Written instruction
Count every line in the following entries where the word "note" appears. Give the count alone.
***** Supplied information *****
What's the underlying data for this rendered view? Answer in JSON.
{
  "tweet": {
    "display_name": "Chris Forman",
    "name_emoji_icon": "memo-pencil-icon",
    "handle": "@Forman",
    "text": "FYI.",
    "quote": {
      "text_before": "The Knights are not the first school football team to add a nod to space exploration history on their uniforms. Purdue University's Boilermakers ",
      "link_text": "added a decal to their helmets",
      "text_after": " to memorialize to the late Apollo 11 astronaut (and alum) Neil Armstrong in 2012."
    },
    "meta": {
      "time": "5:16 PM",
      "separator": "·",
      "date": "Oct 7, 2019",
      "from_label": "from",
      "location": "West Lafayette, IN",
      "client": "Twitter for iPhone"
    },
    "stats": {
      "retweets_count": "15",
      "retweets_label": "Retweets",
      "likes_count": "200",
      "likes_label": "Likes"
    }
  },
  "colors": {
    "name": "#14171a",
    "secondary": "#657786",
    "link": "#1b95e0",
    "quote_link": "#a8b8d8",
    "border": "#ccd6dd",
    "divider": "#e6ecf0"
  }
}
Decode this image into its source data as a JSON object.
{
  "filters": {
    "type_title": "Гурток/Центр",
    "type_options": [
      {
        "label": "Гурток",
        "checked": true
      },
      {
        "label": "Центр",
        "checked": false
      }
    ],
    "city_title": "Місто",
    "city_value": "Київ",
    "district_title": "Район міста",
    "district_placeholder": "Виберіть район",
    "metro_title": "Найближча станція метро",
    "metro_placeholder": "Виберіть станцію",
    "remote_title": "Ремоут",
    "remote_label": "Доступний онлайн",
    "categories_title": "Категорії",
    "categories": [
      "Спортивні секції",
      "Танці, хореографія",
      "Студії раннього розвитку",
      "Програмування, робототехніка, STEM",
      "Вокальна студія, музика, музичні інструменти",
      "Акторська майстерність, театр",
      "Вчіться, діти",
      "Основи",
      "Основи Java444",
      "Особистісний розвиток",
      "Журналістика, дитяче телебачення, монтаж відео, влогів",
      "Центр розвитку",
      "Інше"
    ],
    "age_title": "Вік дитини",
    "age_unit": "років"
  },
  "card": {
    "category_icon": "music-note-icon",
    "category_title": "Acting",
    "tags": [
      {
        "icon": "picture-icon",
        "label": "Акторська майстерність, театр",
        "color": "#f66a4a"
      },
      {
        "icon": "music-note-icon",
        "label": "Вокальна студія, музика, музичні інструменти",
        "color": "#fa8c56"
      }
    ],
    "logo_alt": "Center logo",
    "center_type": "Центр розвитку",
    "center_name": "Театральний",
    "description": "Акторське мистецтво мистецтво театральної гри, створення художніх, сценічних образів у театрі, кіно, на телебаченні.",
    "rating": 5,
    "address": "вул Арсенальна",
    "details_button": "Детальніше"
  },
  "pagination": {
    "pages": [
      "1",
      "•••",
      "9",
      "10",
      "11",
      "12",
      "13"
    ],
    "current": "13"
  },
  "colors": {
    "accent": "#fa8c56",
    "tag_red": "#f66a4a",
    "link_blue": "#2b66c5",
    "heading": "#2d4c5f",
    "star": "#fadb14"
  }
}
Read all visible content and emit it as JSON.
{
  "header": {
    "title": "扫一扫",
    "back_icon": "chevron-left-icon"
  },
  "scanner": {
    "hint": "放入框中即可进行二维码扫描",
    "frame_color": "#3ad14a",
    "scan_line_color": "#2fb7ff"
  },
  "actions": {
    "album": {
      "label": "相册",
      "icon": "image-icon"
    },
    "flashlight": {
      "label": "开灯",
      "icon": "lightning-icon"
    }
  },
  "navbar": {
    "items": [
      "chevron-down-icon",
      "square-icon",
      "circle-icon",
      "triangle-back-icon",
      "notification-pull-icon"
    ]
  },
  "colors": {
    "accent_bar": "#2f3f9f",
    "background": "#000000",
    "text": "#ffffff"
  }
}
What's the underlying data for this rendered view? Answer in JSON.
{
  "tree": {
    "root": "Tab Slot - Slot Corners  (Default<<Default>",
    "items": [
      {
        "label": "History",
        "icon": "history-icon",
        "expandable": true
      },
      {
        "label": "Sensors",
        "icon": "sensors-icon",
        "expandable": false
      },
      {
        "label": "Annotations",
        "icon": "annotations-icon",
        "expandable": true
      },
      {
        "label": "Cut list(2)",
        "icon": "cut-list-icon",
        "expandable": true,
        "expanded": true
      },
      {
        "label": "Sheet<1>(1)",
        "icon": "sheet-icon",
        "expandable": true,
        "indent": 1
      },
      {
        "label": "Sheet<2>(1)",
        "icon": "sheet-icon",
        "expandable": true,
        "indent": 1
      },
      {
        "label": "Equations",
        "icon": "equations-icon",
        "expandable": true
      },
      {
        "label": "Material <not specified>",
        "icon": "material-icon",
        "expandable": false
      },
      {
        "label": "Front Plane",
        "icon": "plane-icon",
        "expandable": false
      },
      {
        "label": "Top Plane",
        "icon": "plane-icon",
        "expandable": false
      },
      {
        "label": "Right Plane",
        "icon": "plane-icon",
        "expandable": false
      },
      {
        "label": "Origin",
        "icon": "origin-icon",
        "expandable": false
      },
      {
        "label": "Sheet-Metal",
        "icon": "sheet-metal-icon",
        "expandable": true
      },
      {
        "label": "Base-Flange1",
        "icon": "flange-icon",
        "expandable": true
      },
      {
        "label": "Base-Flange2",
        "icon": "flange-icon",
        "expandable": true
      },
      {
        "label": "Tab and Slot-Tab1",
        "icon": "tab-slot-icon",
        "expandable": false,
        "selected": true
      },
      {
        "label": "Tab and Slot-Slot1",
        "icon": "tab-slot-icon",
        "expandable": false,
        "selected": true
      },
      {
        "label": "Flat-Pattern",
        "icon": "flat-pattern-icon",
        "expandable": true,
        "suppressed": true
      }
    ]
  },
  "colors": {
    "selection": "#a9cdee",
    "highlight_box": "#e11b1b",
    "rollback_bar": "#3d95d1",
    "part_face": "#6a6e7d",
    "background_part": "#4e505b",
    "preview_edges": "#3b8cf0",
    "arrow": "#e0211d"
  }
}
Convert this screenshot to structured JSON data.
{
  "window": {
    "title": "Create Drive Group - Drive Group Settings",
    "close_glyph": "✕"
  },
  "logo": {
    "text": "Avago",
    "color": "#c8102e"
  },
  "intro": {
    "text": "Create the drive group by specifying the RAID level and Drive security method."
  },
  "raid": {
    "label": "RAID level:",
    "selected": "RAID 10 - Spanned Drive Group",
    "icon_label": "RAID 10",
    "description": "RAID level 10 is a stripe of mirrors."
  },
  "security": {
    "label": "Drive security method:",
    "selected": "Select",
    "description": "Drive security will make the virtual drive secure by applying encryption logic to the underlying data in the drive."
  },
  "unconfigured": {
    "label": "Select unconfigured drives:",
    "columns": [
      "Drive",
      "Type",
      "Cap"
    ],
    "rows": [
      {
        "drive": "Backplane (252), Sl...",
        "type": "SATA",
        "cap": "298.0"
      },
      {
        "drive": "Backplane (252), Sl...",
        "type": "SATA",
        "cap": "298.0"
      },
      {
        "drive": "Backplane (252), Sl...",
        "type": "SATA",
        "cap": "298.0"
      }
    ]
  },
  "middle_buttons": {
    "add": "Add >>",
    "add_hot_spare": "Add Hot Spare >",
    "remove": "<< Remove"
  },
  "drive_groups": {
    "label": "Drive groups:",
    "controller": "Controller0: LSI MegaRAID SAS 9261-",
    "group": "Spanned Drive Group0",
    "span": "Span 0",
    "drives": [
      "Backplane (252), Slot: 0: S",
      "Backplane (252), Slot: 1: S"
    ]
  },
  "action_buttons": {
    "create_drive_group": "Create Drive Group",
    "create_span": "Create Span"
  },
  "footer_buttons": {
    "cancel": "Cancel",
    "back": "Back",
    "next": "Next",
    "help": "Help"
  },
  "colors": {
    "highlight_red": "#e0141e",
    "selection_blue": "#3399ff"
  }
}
*****
Task answer
2